▶ _BRIEF_:
Repeat the entries below exactly as they appear, with no pictures.

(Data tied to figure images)
══════

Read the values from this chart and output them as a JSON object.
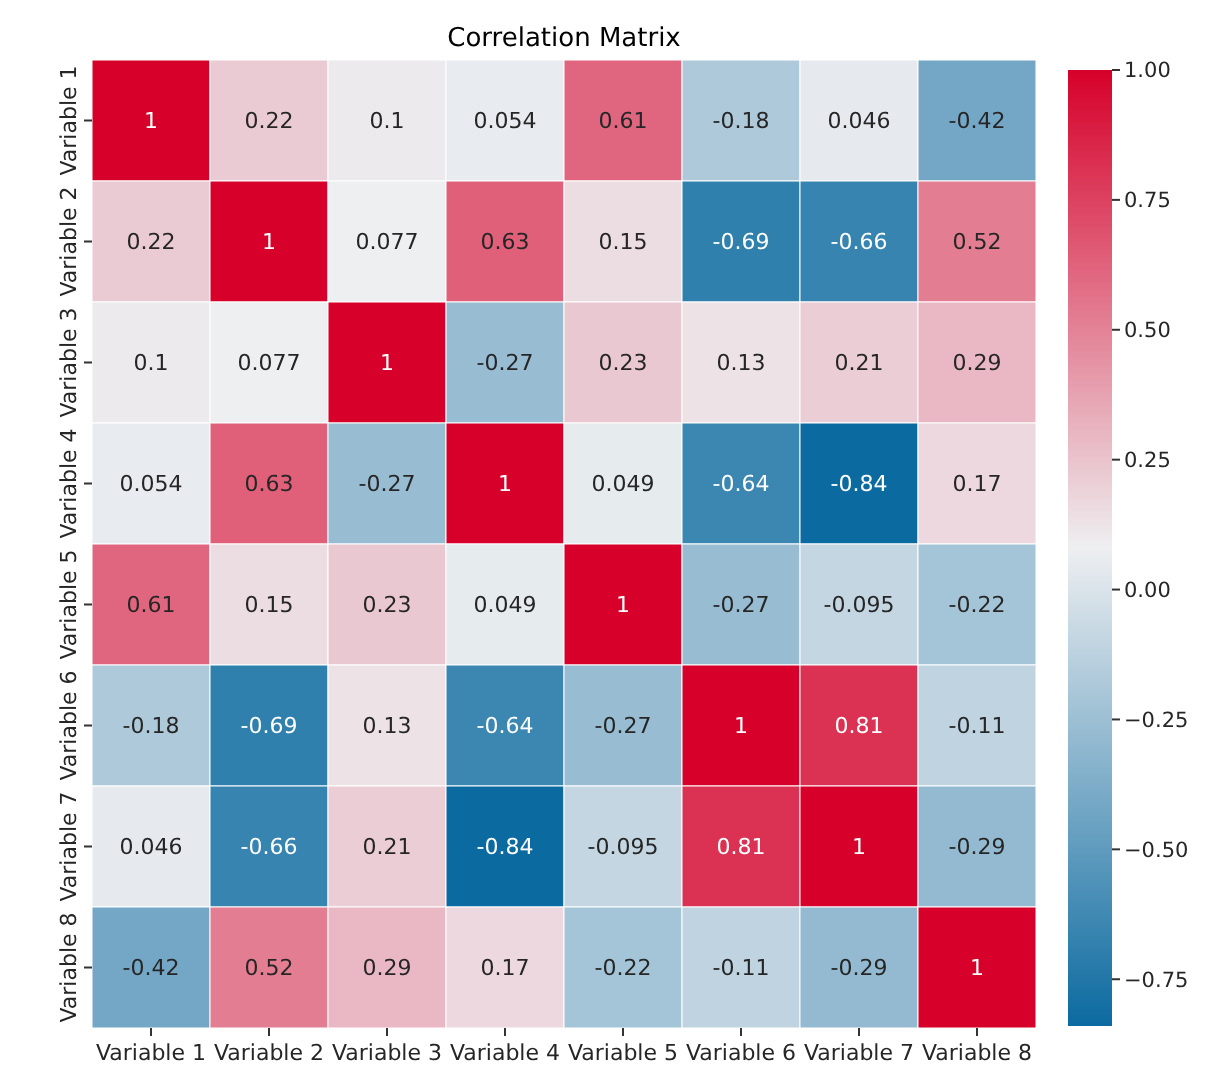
{
  "chart_data": {
    "type": "heatmap",
    "title": "Correlation Matrix",
    "categories": [
      "Variable 1",
      "Variable 2",
      "Variable 3",
      "Variable 4",
      "Variable 5",
      "Variable 6",
      "Variable 7",
      "Variable 8"
    ],
    "y_categories": [
      "Variable 1",
      "Variable 2",
      "Variable 3",
      "Variable 4",
      "Variable 5",
      "Variable 6",
      "Variable 7",
      "Variable 8"
    ],
    "cells": [
      [
        1,
        0.22,
        0.1,
        0.054,
        0.61,
        -0.18,
        0.046,
        -0.42
      ],
      [
        0.22,
        1,
        0.077,
        0.63,
        0.15,
        -0.69,
        -0.66,
        0.52
      ],
      [
        0.1,
        0.077,
        1,
        -0.27,
        0.23,
        0.13,
        0.21,
        0.29
      ],
      [
        0.054,
        0.63,
        -0.27,
        1,
        0.049,
        -0.64,
        -0.84,
        0.17
      ],
      [
        0.61,
        0.15,
        0.23,
        0.049,
        1,
        -0.27,
        -0.095,
        -0.22
      ],
      [
        -0.18,
        -0.69,
        0.13,
        -0.64,
        -0.27,
        1,
        0.81,
        -0.11
      ],
      [
        0.046,
        -0.66,
        0.21,
        -0.84,
        -0.095,
        0.81,
        1,
        -0.29
      ],
      [
        -0.42,
        0.52,
        0.29,
        0.17,
        -0.22,
        -0.11,
        -0.29,
        1
      ]
    ],
    "data_labels": true,
    "clim": [
      -0.84,
      1
    ],
    "cticks": [
      {
        "value": 1,
        "label": "1.00"
      },
      {
        "value": 0.75,
        "label": "0.75"
      },
      {
        "value": 0.5,
        "label": "0.50"
      },
      {
        "value": 0.25,
        "label": "0.25"
      },
      {
        "value": 0,
        "label": "0.00"
      },
      {
        "value": -0.25,
        "label": "−0.25"
      },
      {
        "value": -0.5,
        "label": "−0.50"
      },
      {
        "value": -0.75,
        "label": "−0.75"
      }
    ]
  }
}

══════

▶ _TASK SOLUTION_:
Read the values from this chart and output them as a JSON object.
{
  "chart_data": {
    "type": "heatmap",
    "title": "Correlation Matrix",
    "categories": [
      "Variable 1",
      "Variable 2",
      "Variable 3",
      "Variable 4",
      "Variable 5",
      "Variable 6",
      "Variable 7",
      "Variable 8"
    ],
    "y_categories": [
      "Variable 1",
      "Variable 2",
      "Variable 3",
      "Variable 4",
      "Variable 5",
      "Variable 6",
      "Variable 7",
      "Variable 8"
    ],
    "cells": [
      [
        1,
        0.22,
        0.1,
        0.054,
        0.61,
        -0.18,
        0.046,
        -0.42
      ],
      [
        0.22,
        1,
        0.077,
        0.63,
        0.15,
        -0.69,
        -0.66,
        0.52
      ],
      [
        0.1,
        0.077,
        1,
        -0.27,
        0.23,
        0.13,
        0.21,
        0.29
      ],
      [
        0.054,
        0.63,
        -0.27,
        1,
        0.049,
        -0.64,
        -0.84,
        0.17
      ],
      [
        0.61,
        0.15,
        0.23,
        0.049,
        1,
        -0.27,
        -0.095,
        -0.22
      ],
      [
        -0.18,
        -0.69,
        0.13,
        -0.64,
        -0.27,
        1,
        0.81,
        -0.11
      ],
      [
        0.046,
        -0.66,
        0.21,
        -0.84,
        -0.095,
        0.81,
        1,
        -0.29
      ],
      [
        -0.42,
        0.52,
        0.29,
        0.17,
        -0.22,
        -0.11,
        -0.29,
        1
      ]
    ],
    "data_labels": true,
    "clim": [
      -0.84,
      1
    ],
    "cticks": [
      {
        "value": 1,
        "label": "1.00"
      },
      {
        "value": 0.75,
        "label": "0.75"
      },
      {
        "value": 0.5,
        "label": "0.50"
      },
      {
        "value": 0.25,
        "label": "0.25"
      },
      {
        "value": 0,
        "label": "0.00"
      },
      {
        "value": -0.25,
        "label": "−0.25"
      },
      {
        "value": -0.5,
        "label": "−0.50"
      },
      {
        "value": -0.75,
        "label": "−0.75"
      }
    ]
  }
}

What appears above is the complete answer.